PROBLEM REQUIREMENTS: Determine which lines contain the word "text", then copy those lines.

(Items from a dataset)
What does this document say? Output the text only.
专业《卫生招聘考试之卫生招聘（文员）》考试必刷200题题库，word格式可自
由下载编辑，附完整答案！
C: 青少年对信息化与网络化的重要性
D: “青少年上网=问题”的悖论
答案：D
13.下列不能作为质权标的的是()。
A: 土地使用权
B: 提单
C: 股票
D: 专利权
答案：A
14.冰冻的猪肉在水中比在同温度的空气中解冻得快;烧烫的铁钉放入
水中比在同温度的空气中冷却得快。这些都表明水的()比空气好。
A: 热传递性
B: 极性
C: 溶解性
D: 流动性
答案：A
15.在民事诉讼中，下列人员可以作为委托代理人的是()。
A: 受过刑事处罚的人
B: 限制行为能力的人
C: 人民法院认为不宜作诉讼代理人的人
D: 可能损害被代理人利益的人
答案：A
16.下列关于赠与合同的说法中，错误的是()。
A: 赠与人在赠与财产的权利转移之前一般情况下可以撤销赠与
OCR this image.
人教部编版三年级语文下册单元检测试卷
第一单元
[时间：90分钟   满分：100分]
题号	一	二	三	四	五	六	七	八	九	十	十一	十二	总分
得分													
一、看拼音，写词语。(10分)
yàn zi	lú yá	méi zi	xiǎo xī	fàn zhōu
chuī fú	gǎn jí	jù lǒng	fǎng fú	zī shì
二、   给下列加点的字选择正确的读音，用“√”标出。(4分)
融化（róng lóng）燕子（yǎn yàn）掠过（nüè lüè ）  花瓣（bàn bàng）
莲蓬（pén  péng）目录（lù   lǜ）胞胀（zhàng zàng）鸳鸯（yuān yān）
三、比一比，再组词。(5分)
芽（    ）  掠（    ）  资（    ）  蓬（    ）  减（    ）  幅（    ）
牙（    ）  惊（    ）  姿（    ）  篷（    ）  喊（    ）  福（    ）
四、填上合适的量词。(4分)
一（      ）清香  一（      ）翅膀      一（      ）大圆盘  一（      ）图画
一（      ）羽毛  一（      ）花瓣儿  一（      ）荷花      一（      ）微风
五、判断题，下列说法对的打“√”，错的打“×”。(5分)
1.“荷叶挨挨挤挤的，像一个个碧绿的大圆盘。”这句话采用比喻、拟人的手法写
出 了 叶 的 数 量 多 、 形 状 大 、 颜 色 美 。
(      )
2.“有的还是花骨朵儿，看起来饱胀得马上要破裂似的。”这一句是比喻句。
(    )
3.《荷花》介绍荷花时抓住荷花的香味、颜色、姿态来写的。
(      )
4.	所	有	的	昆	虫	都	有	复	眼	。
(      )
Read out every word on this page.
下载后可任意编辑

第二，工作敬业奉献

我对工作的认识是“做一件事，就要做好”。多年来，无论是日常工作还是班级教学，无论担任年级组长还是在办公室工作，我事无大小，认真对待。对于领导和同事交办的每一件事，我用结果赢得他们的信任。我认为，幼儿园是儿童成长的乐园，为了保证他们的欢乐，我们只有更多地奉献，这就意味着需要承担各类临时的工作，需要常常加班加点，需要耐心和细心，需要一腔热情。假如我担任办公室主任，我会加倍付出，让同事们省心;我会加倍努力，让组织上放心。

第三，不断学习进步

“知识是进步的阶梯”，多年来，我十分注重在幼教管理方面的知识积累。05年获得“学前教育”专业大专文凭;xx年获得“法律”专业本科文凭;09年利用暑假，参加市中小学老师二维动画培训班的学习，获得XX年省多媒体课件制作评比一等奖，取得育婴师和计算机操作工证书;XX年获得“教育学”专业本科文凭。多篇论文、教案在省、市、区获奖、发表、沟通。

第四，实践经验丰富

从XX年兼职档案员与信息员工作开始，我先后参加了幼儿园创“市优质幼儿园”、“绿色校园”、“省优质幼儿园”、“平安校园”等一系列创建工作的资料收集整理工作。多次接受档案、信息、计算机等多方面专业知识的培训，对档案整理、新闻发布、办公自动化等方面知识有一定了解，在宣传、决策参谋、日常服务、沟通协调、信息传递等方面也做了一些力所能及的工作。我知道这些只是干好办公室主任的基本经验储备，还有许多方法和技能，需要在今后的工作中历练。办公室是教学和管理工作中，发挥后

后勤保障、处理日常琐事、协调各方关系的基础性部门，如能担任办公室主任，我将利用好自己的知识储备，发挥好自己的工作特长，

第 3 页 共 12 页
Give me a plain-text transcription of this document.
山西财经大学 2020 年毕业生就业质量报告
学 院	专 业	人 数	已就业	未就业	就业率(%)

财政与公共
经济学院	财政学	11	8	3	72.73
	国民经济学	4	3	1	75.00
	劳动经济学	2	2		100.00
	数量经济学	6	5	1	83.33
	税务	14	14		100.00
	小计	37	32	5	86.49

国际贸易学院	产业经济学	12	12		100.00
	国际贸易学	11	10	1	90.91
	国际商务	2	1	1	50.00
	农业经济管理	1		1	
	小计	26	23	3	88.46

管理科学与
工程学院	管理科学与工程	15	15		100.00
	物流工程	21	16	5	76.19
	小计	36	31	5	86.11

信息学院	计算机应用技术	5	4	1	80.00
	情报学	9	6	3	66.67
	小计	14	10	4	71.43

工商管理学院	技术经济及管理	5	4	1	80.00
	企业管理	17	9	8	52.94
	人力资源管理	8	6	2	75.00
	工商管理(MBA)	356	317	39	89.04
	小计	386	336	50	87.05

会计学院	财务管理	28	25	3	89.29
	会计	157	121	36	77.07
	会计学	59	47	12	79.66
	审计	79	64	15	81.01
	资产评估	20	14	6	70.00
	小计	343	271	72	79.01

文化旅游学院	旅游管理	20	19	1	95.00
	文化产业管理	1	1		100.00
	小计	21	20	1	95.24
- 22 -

PROBLEM SOLUTION:
What does this document say? Output the text only.
Give me a plain-text transcription of this document.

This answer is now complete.